What you have to do:
Pull out every line with the word "show" from the entries below.

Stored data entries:
◆ ◆ ◆ ◆ ◆

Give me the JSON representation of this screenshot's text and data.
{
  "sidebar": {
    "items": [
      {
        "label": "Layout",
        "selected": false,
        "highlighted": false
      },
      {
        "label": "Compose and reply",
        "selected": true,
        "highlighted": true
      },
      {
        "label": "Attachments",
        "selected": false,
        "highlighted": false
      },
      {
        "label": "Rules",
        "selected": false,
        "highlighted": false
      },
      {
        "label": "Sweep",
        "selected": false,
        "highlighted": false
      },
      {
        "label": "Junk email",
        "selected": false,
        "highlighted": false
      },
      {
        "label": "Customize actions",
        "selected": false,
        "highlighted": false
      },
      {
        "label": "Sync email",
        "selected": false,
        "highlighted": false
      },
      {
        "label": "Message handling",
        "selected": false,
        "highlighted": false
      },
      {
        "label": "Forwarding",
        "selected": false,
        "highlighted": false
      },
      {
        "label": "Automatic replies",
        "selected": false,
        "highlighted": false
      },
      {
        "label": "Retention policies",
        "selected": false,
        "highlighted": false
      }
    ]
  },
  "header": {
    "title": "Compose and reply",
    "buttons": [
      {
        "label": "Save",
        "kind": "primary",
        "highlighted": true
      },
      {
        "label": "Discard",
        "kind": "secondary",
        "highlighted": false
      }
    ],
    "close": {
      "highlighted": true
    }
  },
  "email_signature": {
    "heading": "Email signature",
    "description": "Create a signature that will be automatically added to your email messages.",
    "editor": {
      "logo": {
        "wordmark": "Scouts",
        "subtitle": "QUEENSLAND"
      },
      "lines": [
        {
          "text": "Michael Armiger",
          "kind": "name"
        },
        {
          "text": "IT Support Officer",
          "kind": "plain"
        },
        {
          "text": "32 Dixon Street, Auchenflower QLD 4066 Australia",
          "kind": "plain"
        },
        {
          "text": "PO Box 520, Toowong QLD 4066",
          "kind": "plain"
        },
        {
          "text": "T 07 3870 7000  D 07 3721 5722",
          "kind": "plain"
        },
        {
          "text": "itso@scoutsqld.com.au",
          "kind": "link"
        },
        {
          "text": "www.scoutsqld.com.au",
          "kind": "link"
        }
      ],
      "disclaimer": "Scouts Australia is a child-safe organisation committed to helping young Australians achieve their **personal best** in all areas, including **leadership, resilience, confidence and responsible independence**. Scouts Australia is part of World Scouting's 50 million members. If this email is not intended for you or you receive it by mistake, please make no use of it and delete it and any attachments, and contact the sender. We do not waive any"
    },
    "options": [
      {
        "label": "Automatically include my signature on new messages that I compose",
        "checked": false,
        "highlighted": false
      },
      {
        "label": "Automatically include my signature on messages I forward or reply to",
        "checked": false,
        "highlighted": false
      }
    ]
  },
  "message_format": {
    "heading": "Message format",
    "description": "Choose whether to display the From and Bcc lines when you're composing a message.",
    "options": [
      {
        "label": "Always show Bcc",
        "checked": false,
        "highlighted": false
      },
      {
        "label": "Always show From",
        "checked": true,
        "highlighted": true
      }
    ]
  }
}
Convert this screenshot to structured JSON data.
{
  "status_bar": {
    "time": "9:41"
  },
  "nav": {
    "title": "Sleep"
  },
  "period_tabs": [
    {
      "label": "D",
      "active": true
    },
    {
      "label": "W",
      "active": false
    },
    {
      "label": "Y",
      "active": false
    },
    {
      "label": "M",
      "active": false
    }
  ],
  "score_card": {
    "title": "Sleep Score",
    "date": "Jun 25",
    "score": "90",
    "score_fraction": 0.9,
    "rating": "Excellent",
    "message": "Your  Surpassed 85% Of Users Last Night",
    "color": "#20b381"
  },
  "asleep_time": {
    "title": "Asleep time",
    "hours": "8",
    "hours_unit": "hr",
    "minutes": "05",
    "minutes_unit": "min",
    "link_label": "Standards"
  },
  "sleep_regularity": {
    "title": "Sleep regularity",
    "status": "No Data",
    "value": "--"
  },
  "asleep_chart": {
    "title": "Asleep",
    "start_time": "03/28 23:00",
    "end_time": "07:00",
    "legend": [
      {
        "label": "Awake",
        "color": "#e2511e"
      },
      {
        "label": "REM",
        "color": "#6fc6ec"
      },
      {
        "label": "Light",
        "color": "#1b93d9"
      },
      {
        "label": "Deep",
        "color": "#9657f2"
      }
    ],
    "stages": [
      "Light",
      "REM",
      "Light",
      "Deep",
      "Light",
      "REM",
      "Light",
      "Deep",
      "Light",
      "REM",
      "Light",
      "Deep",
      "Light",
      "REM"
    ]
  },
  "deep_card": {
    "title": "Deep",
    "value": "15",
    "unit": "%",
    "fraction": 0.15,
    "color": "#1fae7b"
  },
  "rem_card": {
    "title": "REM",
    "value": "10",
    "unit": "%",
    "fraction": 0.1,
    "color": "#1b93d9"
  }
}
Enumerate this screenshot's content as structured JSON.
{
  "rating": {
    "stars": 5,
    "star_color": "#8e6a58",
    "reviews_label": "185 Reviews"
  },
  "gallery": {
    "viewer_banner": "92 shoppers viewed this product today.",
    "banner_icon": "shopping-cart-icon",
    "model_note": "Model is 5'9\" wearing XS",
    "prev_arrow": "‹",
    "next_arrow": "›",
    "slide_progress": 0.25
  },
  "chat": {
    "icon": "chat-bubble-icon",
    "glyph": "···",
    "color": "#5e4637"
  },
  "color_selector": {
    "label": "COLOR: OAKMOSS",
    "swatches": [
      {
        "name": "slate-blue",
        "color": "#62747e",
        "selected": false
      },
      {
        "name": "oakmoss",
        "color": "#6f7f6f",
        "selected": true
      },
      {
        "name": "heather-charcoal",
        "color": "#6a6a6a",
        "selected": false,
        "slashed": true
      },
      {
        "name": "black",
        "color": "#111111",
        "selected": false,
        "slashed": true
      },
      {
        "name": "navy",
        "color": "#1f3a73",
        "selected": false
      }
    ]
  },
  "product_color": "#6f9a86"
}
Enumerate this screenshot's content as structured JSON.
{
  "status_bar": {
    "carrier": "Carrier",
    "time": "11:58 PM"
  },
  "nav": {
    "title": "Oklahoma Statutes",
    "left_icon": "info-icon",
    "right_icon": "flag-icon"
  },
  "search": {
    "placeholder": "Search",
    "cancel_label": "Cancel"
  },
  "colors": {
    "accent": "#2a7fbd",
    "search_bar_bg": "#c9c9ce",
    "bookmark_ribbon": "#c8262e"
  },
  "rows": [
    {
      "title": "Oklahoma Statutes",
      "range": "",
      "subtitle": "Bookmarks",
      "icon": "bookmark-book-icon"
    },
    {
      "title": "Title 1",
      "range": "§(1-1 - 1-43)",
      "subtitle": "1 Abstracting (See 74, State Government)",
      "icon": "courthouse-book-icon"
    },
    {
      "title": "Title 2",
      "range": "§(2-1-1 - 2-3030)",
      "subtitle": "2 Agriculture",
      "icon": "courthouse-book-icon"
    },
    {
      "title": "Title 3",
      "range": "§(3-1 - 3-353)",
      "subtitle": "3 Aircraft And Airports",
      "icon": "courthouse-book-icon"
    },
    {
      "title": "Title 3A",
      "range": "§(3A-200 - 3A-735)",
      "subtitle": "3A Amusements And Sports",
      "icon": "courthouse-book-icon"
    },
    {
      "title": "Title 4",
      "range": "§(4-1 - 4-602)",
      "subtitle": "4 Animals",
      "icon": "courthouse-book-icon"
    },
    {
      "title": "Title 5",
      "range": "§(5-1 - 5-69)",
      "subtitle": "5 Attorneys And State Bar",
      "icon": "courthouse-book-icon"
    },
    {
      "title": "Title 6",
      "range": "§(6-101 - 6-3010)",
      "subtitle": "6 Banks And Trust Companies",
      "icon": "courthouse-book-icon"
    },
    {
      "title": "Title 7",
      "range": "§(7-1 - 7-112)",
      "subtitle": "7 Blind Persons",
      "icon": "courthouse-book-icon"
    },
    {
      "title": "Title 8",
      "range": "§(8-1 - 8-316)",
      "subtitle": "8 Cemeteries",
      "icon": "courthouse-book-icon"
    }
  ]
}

◆ ◆ ◆ ◆ ◆

Task solution:
        "label": "Always show Bcc",
        "label": "Always show From",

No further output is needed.